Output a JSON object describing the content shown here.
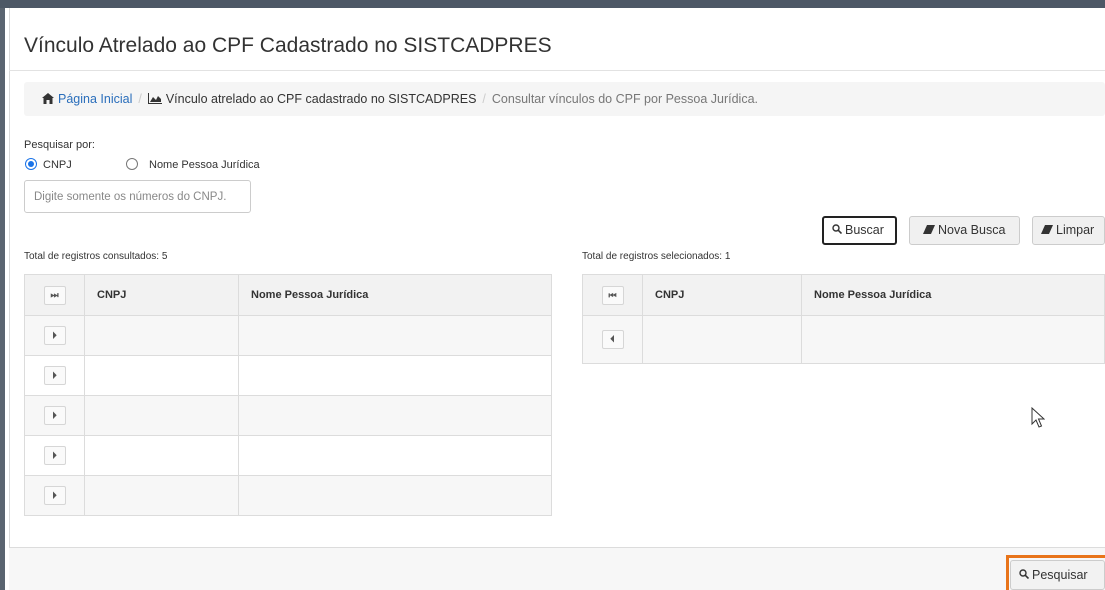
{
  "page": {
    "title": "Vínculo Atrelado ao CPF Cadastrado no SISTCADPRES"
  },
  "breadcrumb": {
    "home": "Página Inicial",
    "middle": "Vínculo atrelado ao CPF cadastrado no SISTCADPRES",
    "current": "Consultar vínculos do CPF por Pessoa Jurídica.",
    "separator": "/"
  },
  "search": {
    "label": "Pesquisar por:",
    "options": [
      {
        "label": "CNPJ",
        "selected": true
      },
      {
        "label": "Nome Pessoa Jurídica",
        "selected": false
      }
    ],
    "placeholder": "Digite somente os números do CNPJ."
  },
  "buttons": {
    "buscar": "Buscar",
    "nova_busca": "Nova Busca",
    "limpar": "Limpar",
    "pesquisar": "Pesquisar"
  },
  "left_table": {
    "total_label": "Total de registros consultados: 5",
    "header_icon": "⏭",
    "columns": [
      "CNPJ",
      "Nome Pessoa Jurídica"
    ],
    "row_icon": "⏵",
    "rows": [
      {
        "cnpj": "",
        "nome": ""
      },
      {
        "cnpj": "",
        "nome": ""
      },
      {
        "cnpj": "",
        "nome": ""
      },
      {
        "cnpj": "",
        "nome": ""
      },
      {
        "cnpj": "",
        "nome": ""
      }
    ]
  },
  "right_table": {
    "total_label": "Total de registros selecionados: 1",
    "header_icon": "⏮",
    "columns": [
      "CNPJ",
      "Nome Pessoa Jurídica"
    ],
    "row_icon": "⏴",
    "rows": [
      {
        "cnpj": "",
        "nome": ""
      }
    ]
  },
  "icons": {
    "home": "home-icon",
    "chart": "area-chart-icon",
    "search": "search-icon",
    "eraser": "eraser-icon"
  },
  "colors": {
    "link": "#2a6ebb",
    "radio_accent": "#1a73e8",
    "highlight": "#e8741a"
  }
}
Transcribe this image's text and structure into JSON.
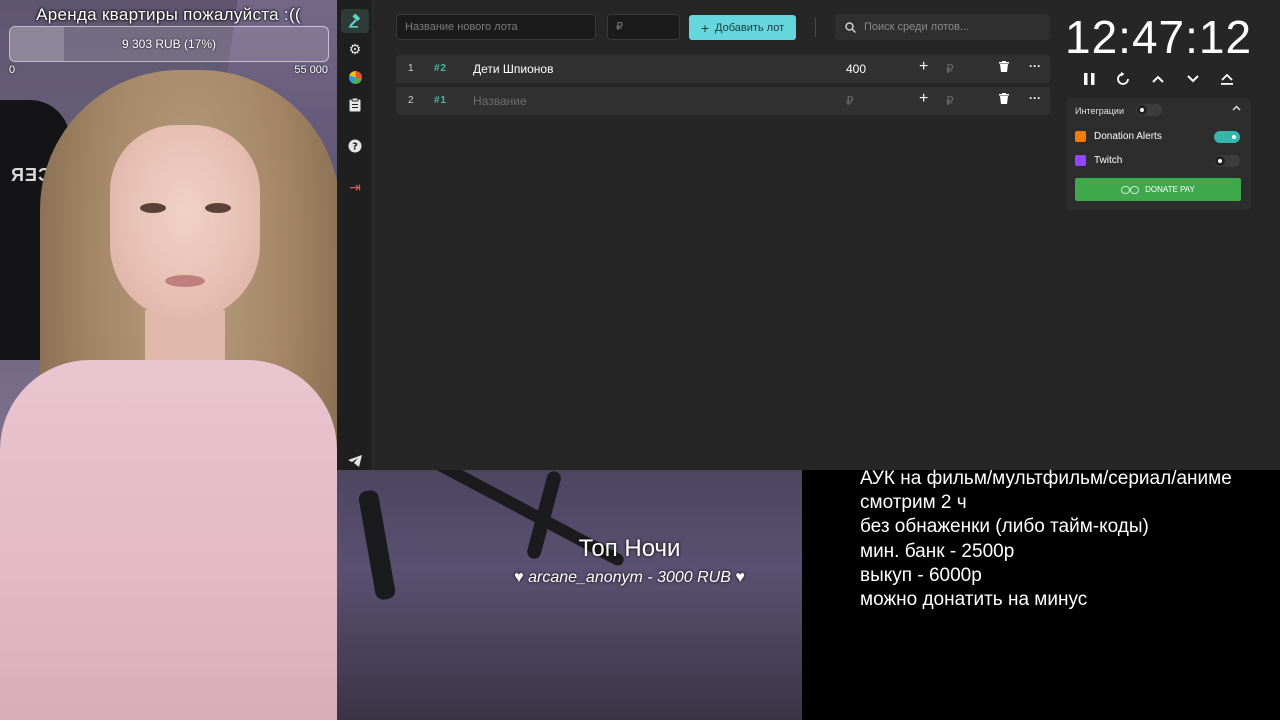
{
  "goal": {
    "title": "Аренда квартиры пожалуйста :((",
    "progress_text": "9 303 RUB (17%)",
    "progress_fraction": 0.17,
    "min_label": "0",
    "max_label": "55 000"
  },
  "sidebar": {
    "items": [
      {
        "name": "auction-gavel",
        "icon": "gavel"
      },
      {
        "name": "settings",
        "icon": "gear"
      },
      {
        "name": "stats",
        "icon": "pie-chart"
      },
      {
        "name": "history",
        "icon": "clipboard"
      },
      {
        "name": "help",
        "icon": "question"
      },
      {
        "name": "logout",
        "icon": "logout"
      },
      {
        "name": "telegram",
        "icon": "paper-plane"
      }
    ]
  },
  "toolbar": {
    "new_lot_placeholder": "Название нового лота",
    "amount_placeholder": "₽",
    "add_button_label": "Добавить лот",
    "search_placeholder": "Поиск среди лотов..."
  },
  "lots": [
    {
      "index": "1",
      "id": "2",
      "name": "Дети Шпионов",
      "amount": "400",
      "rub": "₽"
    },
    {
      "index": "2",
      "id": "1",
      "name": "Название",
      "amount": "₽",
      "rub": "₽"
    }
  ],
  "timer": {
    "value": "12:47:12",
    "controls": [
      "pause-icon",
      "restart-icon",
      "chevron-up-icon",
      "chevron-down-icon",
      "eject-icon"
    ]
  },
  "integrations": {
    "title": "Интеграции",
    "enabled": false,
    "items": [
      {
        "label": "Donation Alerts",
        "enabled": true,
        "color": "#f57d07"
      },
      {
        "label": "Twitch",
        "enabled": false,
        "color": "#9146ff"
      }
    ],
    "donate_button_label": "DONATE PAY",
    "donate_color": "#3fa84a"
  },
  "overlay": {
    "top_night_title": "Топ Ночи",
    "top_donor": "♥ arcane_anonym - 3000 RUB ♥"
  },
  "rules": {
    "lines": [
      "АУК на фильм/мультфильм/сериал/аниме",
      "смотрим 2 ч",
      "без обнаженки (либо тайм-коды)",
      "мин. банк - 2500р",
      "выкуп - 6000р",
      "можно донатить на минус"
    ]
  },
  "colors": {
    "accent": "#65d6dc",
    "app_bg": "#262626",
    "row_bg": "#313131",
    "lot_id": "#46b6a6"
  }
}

# Required work
Starting at the line that contains "Transcribe this image's", extract each line through the last line of the material exactly as written, and include no pictures.

# Response for this exercise
Transcribe this image's text and structure into JSON.
{
  "goal": {
    "title": "Аренда квартиры пожалуйста :((",
    "progress_text": "9 303 RUB (17%)",
    "progress_fraction": 0.17,
    "min_label": "0",
    "max_label": "55 000"
  },
  "sidebar": {
    "items": [
      {
        "name": "auction-gavel",
        "icon": "gavel"
      },
      {
        "name": "settings",
        "icon": "gear"
      },
      {
        "name": "stats",
        "icon": "pie-chart"
      },
      {
        "name": "history",
        "icon": "clipboard"
      },
      {
        "name": "help",
        "icon": "question"
      },
      {
        "name": "logout",
        "icon": "logout"
      },
      {
        "name": "telegram",
        "icon": "paper-plane"
      }
    ]
  },
  "toolbar": {
    "new_lot_placeholder": "Название нового лота",
    "amount_placeholder": "₽",
    "add_button_label": "Добавить лот",
    "search_placeholder": "Поиск среди лотов..."
  },
  "lots": [
    {
      "index": "1",
      "id": "2",
      "name": "Дети Шпионов",
      "amount": "400",
      "rub": "₽"
    },
    {
      "index": "2",
      "id": "1",
      "name": "Название",
      "amount": "₽",
      "rub": "₽"
    }
  ],
  "timer": {
    "value": "12:47:12",
    "controls": [
      "pause-icon",
      "restart-icon",
      "chevron-up-icon",
      "chevron-down-icon",
      "eject-icon"
    ]
  },
  "integrations": {
    "title": "Интеграции",
    "enabled": false,
    "items": [
      {
        "label": "Donation Alerts",
        "enabled": true,
        "color": "#f57d07"
      },
      {
        "label": "Twitch",
        "enabled": false,
        "color": "#9146ff"
      }
    ],
    "donate_button_label": "DONATE PAY",
    "donate_color": "#3fa84a"
  },
  "overlay": {
    "top_night_title": "Топ Ночи",
    "top_donor": "♥ arcane_anonym - 3000 RUB ♥"
  },
  "rules": {
    "lines": [
      "АУК на фильм/мультфильм/сериал/аниме",
      "смотрим 2 ч",
      "без обнаженки (либо тайм-коды)",
      "мин. банк - 2500р",
      "выкуп - 6000р",
      "можно донатить на минус"
    ]
  },
  "colors": {
    "accent": "#65d6dc",
    "app_bg": "#262626",
    "row_bg": "#313131",
    "lot_id": "#46b6a6"
  }
}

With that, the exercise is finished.